**Records shown**.
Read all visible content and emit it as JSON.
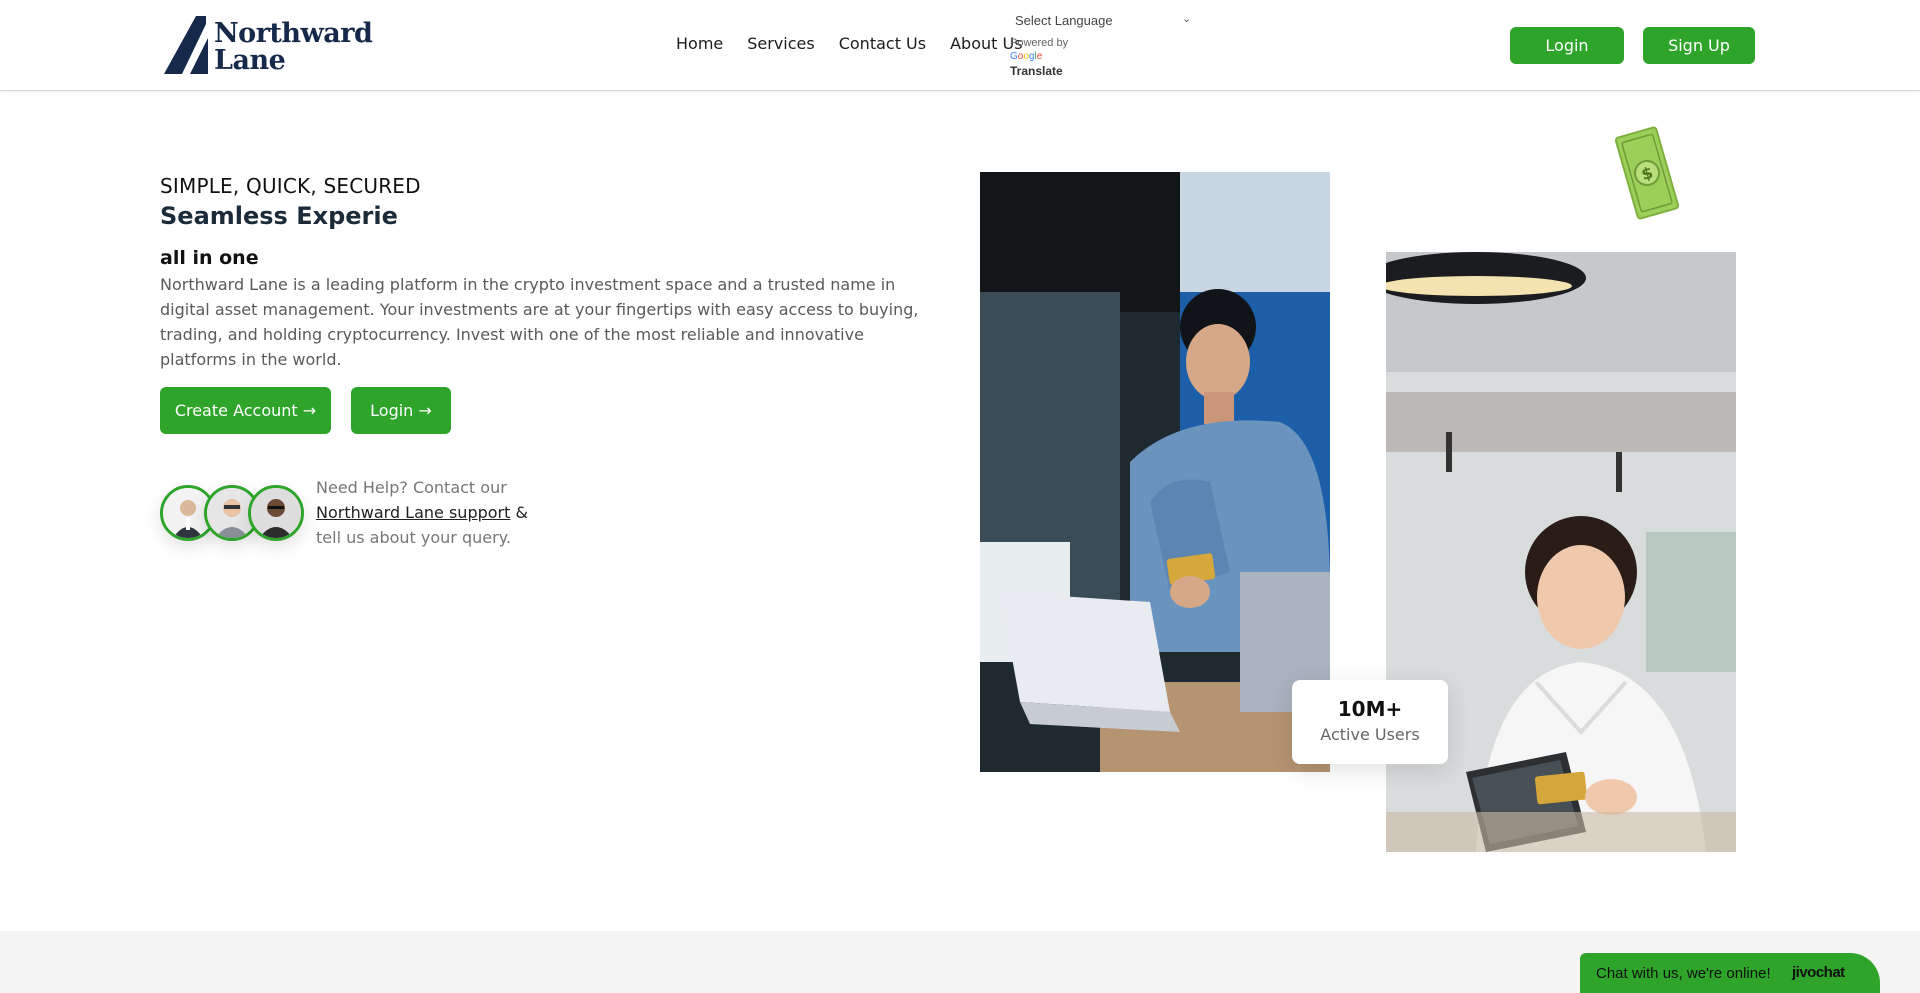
{
  "header": {
    "brand_line1": "Northward",
    "brand_line2": "Lane",
    "nav": [
      "Home",
      "Services",
      "Contact Us",
      "About Us"
    ],
    "translate": {
      "select_label": "Select Language",
      "powered_by": "Powered by",
      "google": "Google",
      "translate_link": "Translate"
    },
    "login_label": "Login",
    "signup_label": "Sign Up"
  },
  "hero": {
    "tagline": "SIMPLE, QUICK, SECURED",
    "headline": "Seamless Experie",
    "subhead": "all in one",
    "description": "Northward Lane is a leading platform in the crypto investment space and a trusted name in digital asset management. Your investments are at your fingertips with easy access to buying, trading, and holding cryptocurrency. Invest with one of the most reliable and innovative platforms in the world.",
    "create_account_label": "Create Account",
    "login_label": "Login",
    "arrow": "→",
    "help_prefix": "Need Help? Contact our",
    "help_link": "Northward Lane support",
    "help_amp": "&",
    "help_suffix": "tell us about your query."
  },
  "stats": {
    "value": "10M+",
    "label": "Active Users"
  },
  "chat": {
    "message": "Chat with us, we're online!",
    "brand": "jivochat"
  },
  "colors": {
    "accent": "#2ea42a",
    "brand_navy": "#16294a"
  }
}
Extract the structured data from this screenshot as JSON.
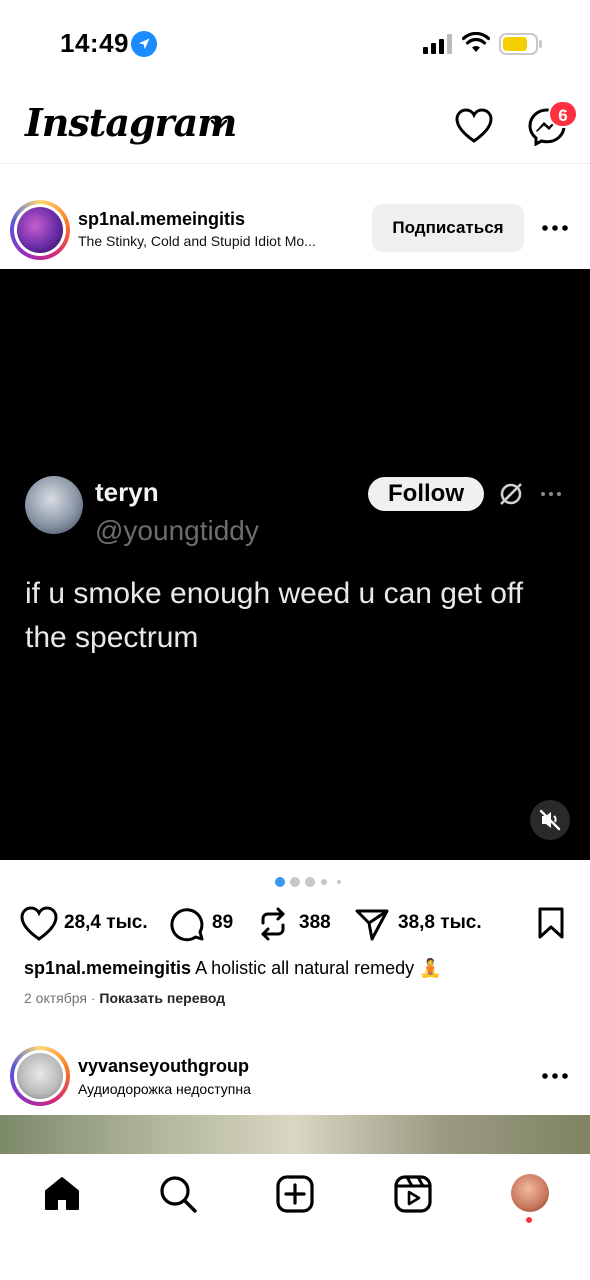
{
  "status_bar": {
    "time": "14:49",
    "icons": [
      "location-arrow-icon",
      "signal-icon",
      "wifi-icon",
      "battery-icon"
    ],
    "battery_color": "#f5d000"
  },
  "header": {
    "logo": "Instagram",
    "notifications_badge": "6",
    "badge_color": "#ff3040"
  },
  "post": {
    "username": "sp1nal.memeingitis",
    "subtitle": "The Stinky, Cold and Stupid Idiot Mo...",
    "follow_label": "Подписаться",
    "tweet": {
      "name": "teryn",
      "handle": "@youngtiddy",
      "follow_label": "Follow",
      "text": "if u smoke enough weed u can get off the spectrum"
    },
    "carousel": {
      "count": 5,
      "active": 0,
      "active_color": "#3897f0"
    },
    "likes": "28,4 тыс.",
    "comments": "89",
    "reposts": "388",
    "shares": "38,8 тыс.",
    "caption_user": "sp1nal.memeingitis",
    "caption_text": "A holistic all natural remedy 🧘",
    "date": "2 октября",
    "separator": "·",
    "translate_label": "Показать перевод"
  },
  "post2": {
    "username": "vyvanseyouthgroup",
    "subtitle": "Аудиодорожка недоступна"
  },
  "bottom_nav": {
    "items": [
      "home-icon",
      "search-icon",
      "create-icon",
      "reels-icon",
      "profile-avatar"
    ]
  }
}
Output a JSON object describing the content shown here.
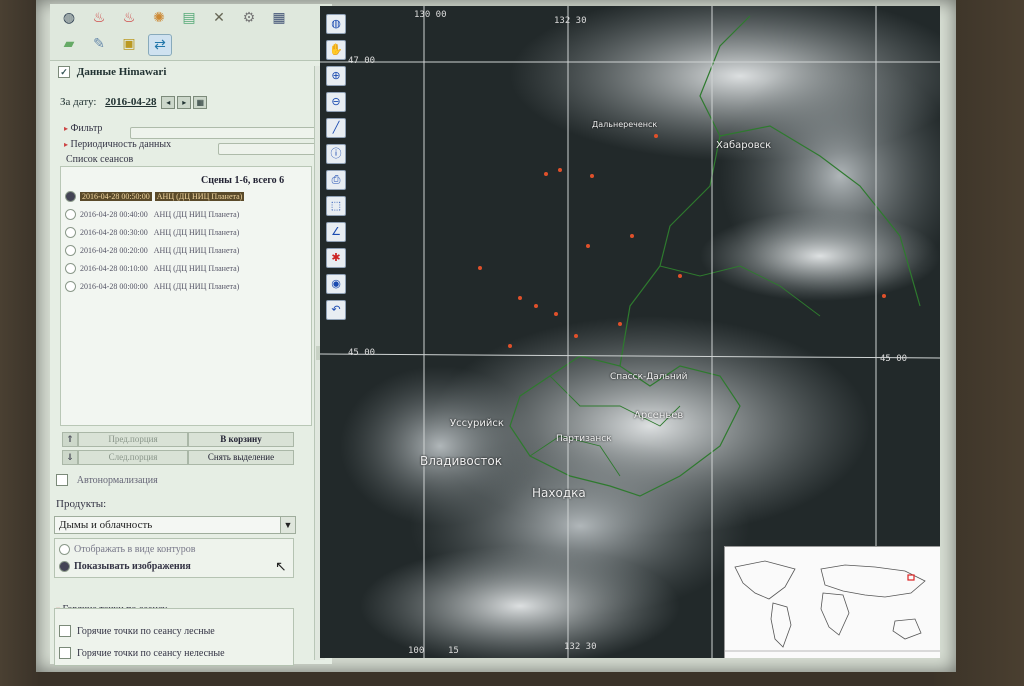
{
  "toolbar": {
    "icons": [
      "globe-icon",
      "fire-icon",
      "fire-building-icon",
      "fire-cluster-icon",
      "layers-icon",
      "tools-icon",
      "settings-icon",
      "table-icon",
      "map-tile-icon",
      "map-edit-icon",
      "boxes-icon",
      "share-icon"
    ]
  },
  "himawari": {
    "title": "Данные Himawari",
    "checked": "✓",
    "date_label": "За дату:",
    "date_value": "2016-04-28"
  },
  "filters": {
    "filter_label": "Фильтр",
    "period_label": "Периодичность данных",
    "sessions_label": "Список сеансов"
  },
  "scenes": {
    "summary": "Сцены 1-6, всего 6",
    "items": [
      {
        "time": "2016-04-28 00:50:00",
        "source": "АНЦ (ДЦ НИЦ Планета)"
      },
      {
        "time": "2016-04-28 00:40:00",
        "source": "АНЦ (ДЦ НИЦ Планета)"
      },
      {
        "time": "2016-04-28 00:30:00",
        "source": "АНЦ (ДЦ НИЦ Планета)"
      },
      {
        "time": "2016-04-28 00:20:00",
        "source": "АНЦ (ДЦ НИЦ Планета)"
      },
      {
        "time": "2016-04-28 00:10:00",
        "source": "АНЦ (ДЦ НИЦ Планета)"
      },
      {
        "time": "2016-04-28 00:00:00",
        "source": "АНЦ (ДЦ НИЦ Планета)"
      }
    ]
  },
  "buttons": {
    "prev": "Пред.порция",
    "next": "След.порция",
    "to_cart": "В корзину",
    "clear": "Снять выделение"
  },
  "auto_norm": "Автонормализация",
  "products": {
    "label": "Продукты:",
    "selected": "Дымы и облачность",
    "show_contours": "Отображать в виде контуров",
    "show_images": "Показывать изображения"
  },
  "hotspots": {
    "title": "Горячие точки по сеансу",
    "forest": "Горячие точки по сеансу лесные",
    "nonforest": "Горячие точки по сеансу нелесные"
  },
  "map": {
    "tools": [
      "globe-icon",
      "pan-icon",
      "zoom-in-icon",
      "zoom-out-icon",
      "ruler-icon",
      "info-icon",
      "print-icon",
      "select-icon",
      "line-icon",
      "pin-icon",
      "sphere-icon",
      "undo-icon"
    ],
    "coords": {
      "lon130": "130 00",
      "lon132_top": "132 30",
      "lat47": "47 00",
      "lat45_left": "45 00",
      "lat45_right": "45 00",
      "lon_bottom_left": "100",
      "lon_bottom_mid": "15",
      "lon132_bottom": "132 30"
    },
    "cities": {
      "vladivostok": "Владивосток",
      "nakhodka": "Находка",
      "ussuriysk": "Уссурийск",
      "arsenyev": "Арсеньев",
      "khabarovsk": "Хабаровск",
      "dalnerechensk": "Дальнереченск",
      "partizansk": "Партизанск",
      "spassk": "Спасск-Дальний"
    }
  }
}
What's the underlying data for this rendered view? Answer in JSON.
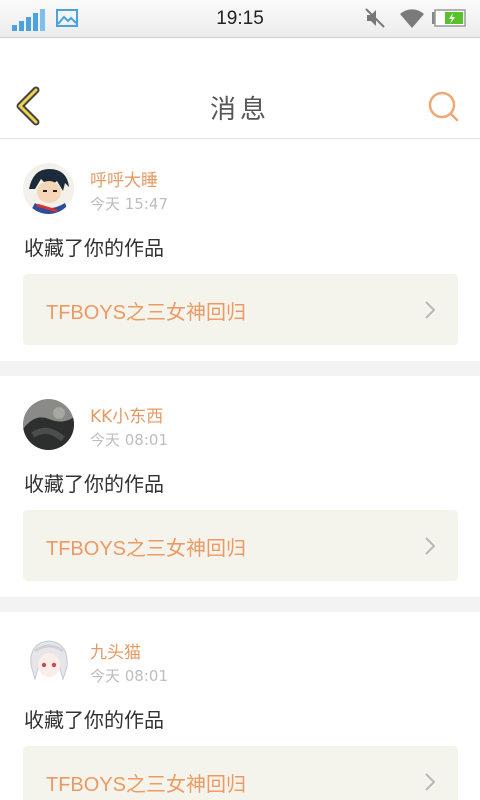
{
  "status_bar": {
    "time": "19:15",
    "icons": [
      "signal-icon",
      "image-icon",
      "mute-icon",
      "wifi-icon",
      "battery-charging-icon"
    ],
    "signal_color": "#4aa3e0",
    "battery_color": "#58c22c"
  },
  "nav": {
    "title": "消息",
    "back_icon": "back-chevron-icon",
    "search_icon": "search-icon",
    "accent": "#f1a774"
  },
  "messages": [
    {
      "user": "呼呼大睡",
      "time": "今天 15:47",
      "action": "收藏了你的作品",
      "work": "TFBOYS之三女神回归"
    },
    {
      "user": "KK小东西",
      "time": "今天 08:01",
      "action": "收藏了你的作品",
      "work": "TFBOYS之三女神回归"
    },
    {
      "user": "九头猫",
      "time": "今天 08:01",
      "action": "收藏了你的作品",
      "work": "TFBOYS之三女神回归"
    }
  ]
}
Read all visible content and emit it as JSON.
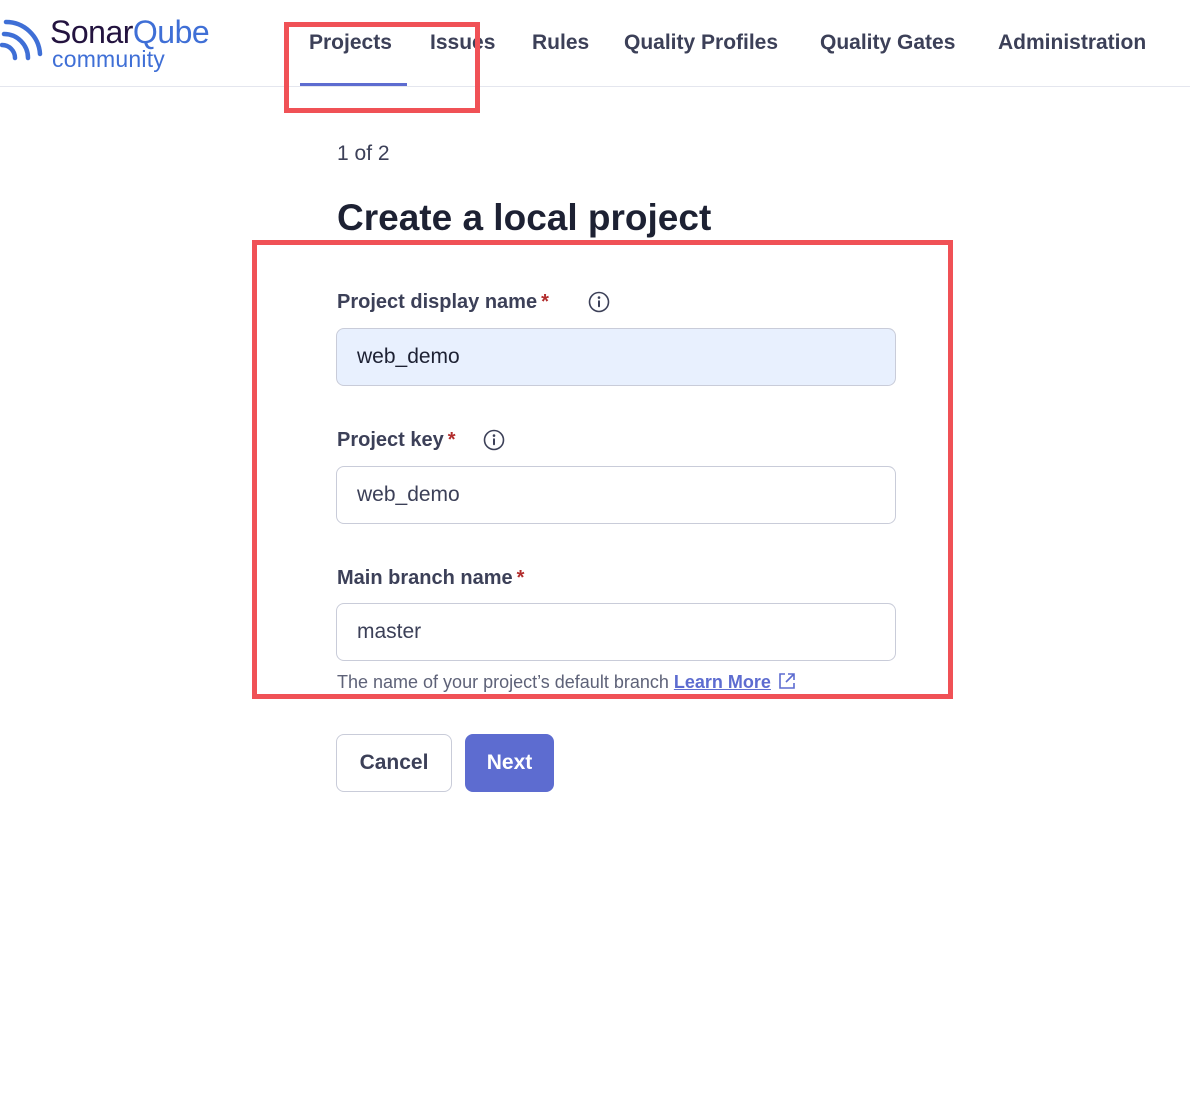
{
  "header": {
    "logo_word_1": "Sonar",
    "logo_word_2": "Qube",
    "logo_sub": "community",
    "nav": [
      "Projects",
      "Issues",
      "Rules",
      "Quality Profiles",
      "Quality Gates",
      "Administration"
    ],
    "active_nav": "Projects"
  },
  "main": {
    "step": "1 of 2",
    "title": "Create a local project",
    "fields": {
      "display_name": {
        "label": "Project display name",
        "required": "*",
        "value": "web_demo"
      },
      "project_key": {
        "label": "Project key",
        "required": "*",
        "value": "web_demo"
      },
      "branch": {
        "label": "Main branch name",
        "required": "*",
        "value": "master",
        "helper": "The name of your project’s default branch",
        "link": "Learn More"
      }
    },
    "buttons": {
      "cancel": "Cancel",
      "next": "Next"
    }
  },
  "colors": {
    "accent": "#5d6cd0",
    "annotation": "#f05156",
    "autofill": "#e8f0fe",
    "required": "#b22d2d"
  }
}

**Your goal**.
Your answer should be one number: how many lines of the listing include the word "Lane".

**Solution below**.
3